▸ Provided passage:
— Start —
Mobile forms of work are trendy. Both employees and employers benefit from the additional flexibility in work performance. Start-ups and large companies have recognized that the possibility of performing part of the work outside the company increases their attractiveness as an employer. Mobile working means mutual trust. The foundations for this should be laid down in an agreement. Read more about this in the current article from our employment law experts.
Where do you work today? – Home office and mobile working
Modern forms of working such as home office, co-working spaces, desk sharing or mobile working are trendy and an appealing factor for employers. These new forms of work offer employees more flexibility and thus contribute a lot to employees’ motivation. They also further the return-to-work process of employees who are not able to be in the office at fixed times (e.g. parents of children in need of care). This freedom and flexibility means a challenge for both sides. For a successful and satisfactory implementation, a number of points need to be observed, which our employment law experts will explain below.
What is home office and mobile working?
The terms home office, co-working space, desk sharing or mobile working are not used by the authorities, which is why there are no corresponding definitions in the law. The basis of home office or other flexible forms of work is an individual employment contract. The four key elements of an individual employment contract are (i) the work performance, (ii) integration into a foreign work organisation, (iii) the arrangement of a continuing obligation and (iv) compensation of the work performance.
In the case of flexible forms of work, work is performed, partly or entirely, at the employee’s home or other premises outside of the employer’s workspace. Both home office in the closer sense (employee works at home) as well as in the broader sense (employee works outside the employer’s workspace) has been established well in the daily working life of employees with IT-based tasks and will continue to be established in the future. Therefore, it is essential that employers and employees are properly informed about the consequences of these new forms of work.
— End —
▸ Material provided:
— Start —
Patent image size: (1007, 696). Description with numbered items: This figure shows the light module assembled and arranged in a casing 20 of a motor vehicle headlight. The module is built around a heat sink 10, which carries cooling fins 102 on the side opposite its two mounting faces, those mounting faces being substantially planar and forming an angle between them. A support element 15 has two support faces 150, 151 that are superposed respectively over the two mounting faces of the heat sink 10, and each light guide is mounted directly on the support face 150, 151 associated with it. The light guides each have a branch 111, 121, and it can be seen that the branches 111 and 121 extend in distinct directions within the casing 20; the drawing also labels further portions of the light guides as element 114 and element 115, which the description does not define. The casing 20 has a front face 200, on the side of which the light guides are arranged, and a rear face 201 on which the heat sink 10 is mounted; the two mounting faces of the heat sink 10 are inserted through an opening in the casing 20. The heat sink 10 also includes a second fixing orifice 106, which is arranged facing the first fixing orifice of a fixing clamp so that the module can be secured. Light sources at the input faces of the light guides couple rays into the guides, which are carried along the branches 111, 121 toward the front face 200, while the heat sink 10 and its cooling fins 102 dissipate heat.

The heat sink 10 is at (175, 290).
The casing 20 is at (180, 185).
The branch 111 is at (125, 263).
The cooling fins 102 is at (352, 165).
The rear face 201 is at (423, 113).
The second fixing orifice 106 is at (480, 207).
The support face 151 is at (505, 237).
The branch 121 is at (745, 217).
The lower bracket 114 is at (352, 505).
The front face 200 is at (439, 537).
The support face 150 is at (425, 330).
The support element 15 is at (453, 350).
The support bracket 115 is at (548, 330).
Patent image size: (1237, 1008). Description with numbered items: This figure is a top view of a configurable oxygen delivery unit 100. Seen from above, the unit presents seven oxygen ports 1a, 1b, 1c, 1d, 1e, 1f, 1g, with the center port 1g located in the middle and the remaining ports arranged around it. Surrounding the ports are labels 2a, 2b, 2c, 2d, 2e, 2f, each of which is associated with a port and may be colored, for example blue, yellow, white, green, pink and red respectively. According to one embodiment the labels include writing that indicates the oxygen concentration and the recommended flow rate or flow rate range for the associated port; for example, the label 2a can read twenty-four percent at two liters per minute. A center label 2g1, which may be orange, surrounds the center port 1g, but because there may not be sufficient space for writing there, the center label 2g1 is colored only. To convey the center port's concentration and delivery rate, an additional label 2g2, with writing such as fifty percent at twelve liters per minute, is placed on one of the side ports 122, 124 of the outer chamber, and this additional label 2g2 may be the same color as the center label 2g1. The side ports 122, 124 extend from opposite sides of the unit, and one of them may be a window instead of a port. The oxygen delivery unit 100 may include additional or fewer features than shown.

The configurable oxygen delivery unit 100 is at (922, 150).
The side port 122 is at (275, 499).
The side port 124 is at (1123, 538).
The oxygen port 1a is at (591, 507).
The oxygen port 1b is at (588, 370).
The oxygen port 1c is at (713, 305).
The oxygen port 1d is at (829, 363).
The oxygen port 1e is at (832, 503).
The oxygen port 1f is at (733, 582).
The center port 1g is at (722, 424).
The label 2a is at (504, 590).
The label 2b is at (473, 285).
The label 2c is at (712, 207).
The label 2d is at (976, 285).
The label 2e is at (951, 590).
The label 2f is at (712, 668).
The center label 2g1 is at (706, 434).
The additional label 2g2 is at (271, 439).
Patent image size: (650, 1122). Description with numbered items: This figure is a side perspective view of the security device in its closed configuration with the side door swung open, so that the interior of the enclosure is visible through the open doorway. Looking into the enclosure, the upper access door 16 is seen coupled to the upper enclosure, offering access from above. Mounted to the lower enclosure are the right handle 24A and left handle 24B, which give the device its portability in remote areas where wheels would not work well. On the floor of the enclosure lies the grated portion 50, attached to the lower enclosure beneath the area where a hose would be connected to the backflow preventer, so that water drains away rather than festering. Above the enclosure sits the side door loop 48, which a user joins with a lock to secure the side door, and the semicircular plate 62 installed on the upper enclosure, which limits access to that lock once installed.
— End —
▸ Directions:
A – In the article on home office and mobile working, copy the text from "Where do you" up to and including "and mobile working?".
B – Render this sentence from the article on home office and mobile working in German: "The foundations for this should be laid down in an agreement."

▸ The answers:
A –
Where do you work today? – Home office and mobile working
Modern forms of working such as home office, co-working spaces, desk sharing or mobile working are trendy and an appealing factor for employers. These new forms of work offer employees more flexibility and thus contribute a lot to employees’ motivation. They also further the return-to-work process of employees who are not able to be in the office at fixed times (e.g. parents of children in need of care). This freedom and flexibility means a challenge for both sides. For a successful and satisfactory implementation, a number of points need to be observed, which our employment law experts will explain below.
What is home office and mobile working?

B – Die Grundlagen dafür sollten in einer Vereinbarung festgelegt werden.